* TASK TO COMPLETE *
Reproduce all of the data exactly.

* MATERIAL PROVIDED *

※

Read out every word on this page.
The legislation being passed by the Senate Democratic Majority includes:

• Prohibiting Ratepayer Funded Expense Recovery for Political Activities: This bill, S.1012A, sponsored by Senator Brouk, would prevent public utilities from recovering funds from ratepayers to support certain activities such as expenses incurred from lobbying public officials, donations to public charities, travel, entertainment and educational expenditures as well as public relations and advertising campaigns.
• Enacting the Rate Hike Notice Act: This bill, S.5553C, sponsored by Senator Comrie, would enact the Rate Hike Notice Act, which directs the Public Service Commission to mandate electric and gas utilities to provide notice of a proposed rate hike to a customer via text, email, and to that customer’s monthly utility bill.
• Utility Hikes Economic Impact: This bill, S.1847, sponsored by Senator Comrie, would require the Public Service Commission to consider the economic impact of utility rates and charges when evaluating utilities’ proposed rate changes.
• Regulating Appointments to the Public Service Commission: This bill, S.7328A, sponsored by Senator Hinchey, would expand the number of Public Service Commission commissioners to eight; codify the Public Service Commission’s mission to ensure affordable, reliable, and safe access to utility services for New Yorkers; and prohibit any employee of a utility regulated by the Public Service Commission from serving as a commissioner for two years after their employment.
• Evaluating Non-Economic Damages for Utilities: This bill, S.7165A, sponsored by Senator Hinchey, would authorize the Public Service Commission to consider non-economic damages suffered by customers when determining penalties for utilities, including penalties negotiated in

※

* RESPONSE *
Read out every word on this page.
The legislation being passed by the Senate Democratic Majority includes:

• Prohibiting Ratepayer Funded Expense Recovery for Political Activities: This bill, S.1012A, sponsored by Senator Brouk, would prevent public utilities from recovering funds from ratepayers to support certain activities such as expenses incurred from lobbying public officials, donations to public charities, travel, entertainment and educational expenditures as well as public relations and advertising campaigns.
• Enacting the Rate Hike Notice Act: This bill, S.5553C, sponsored by Senator Comrie, would enact the Rate Hike Notice Act, which directs the Public Service Commission to mandate electric and gas utilities to provide notice of a proposed rate hike to a customer via text, email, and to that customer’s monthly utility bill.
• Utility Hikes Economic Impact: This bill, S.1847, sponsored by Senator Comrie, would require the Public Service Commission to consider the economic impact of utility rates and charges when evaluating utilities’ proposed rate changes.
• Regulating Appointments to the Public Service Commission: This bill, S.7328A, sponsored by Senator Hinchey, would expand the number of Public Service Commission commissioners to eight; codify the Public Service Commission’s mission to ensure affordable, reliable, and safe access to utility services for New Yorkers; and prohibit any employee of a utility regulated by the Public Service Commission from serving as a commissioner for two years after their employment.
• Evaluating Non-Economic Damages for Utilities: This bill, S.7165A, sponsored by Senator Hinchey, would authorize the Public Service Commission to consider non-economic damages suffered by customers when determining penalties for utilities, including penalties negotiated in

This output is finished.